Task prompt
Show every line in the entries below where the word "返回主站" appears.
++++ Input ++++
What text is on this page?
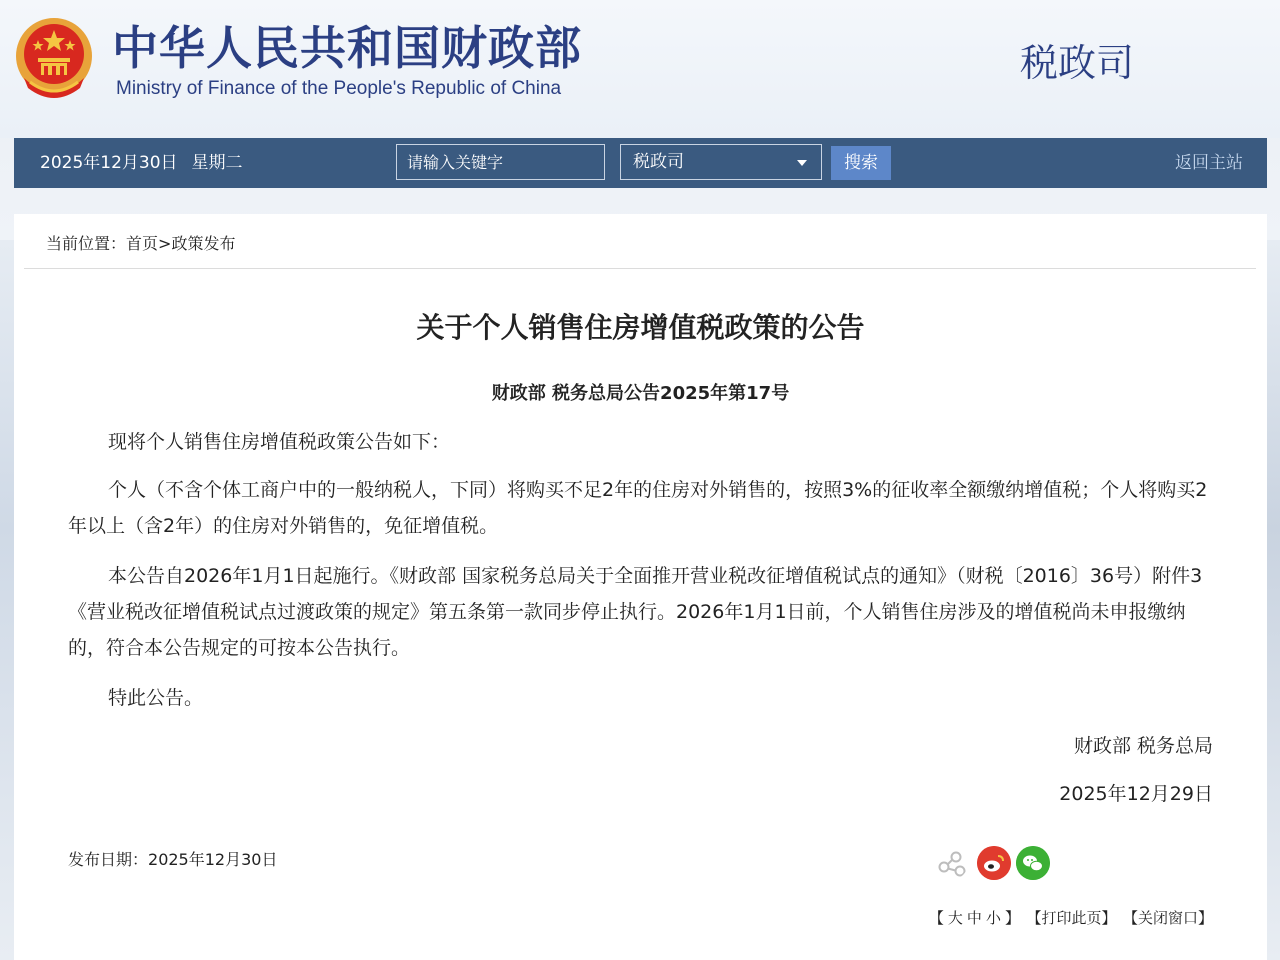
中华人民共和国财政部
Ministry of Finance of the People's Republic of China
税政司
2025年12月30日 星期二
请输入关键字	税政司	搜索	返回主站
当前位置：首页>政策发布
关于个人销售住房增值税政策的公告
财政部 税务总局公告2025年第17号

现将个人销售住房增值税政策公告如下：

个人（不含个体工商户中的一般纳税人，下同）将购买不足2年的住房对外销售的，按照3%的征收率全额缴纳增值税；个人将购买2年以上（含2年）的住房对外销售的，免征增值税。

本公告自2026年1月1日起施行。《财政部 国家税务总局关于全面推开营业税改征增值税试点的通知》（财税〔2016〕36号）附件3《营业税改征增值税试点过渡政策的规定》第五条第一款同步停止执行。2026年1月1日前，个人销售住房涉及的增值税尚未申报缴纳的，符合本公告规定的可按本公告执行。

特此公告。

财政部 税务总局
2025年12月29日
发布日期：2025年12月30日
【 大 中 小 】 【打印此页】 【关闭窗口】
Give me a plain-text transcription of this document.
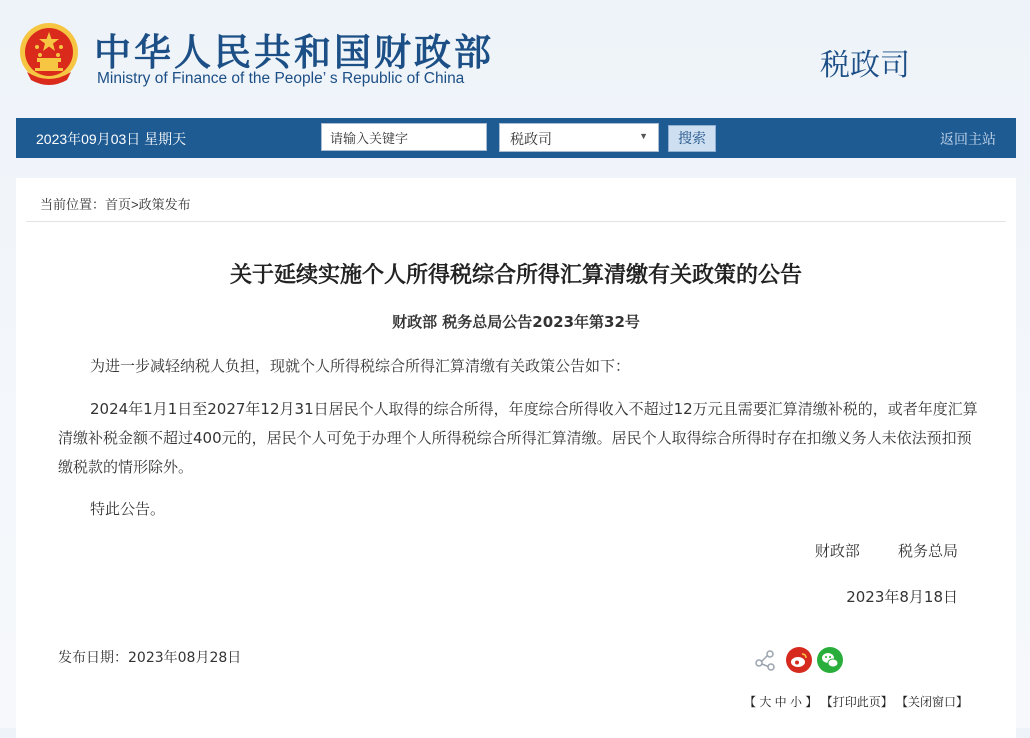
中华人民共和国财政部
Ministry of Finance of the People’ s Republic of China	税政司
2023年09月03日 星期天
请输入关键字	税政司	▼	搜索	返回主站
当前位置：首页>政策发布
关于延续实施个人所得税综合所得汇算清缴有关政策的公告
财政部 税务总局公告2023年第32号
为进一步减轻纳税人负担，现就个人所得税综合所得汇算清缴有关政策公告如下：
2024年1月1日至2027年12月31日居民个人取得的综合所得，年度综合所得收入不超过12万元且需要汇算清缴补税的，或者年度汇算清缴补税金额不超过400元的，居民个人可免于办理个人所得税综合所得汇算清缴。居民个人取得综合所得时存在扣缴义务人未依法预扣预缴税款的情形除外。
特此公告。
财政部        税务总局
2023年8月18日
发布日期：2023年08月28日
【 大 中 小 】 【打印此页】 【关闭窗口】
++++
Solution for this problem
请输入关键字	税政司	搜索	返回主站
请输入关键字	税政司	▼	搜索	返回主站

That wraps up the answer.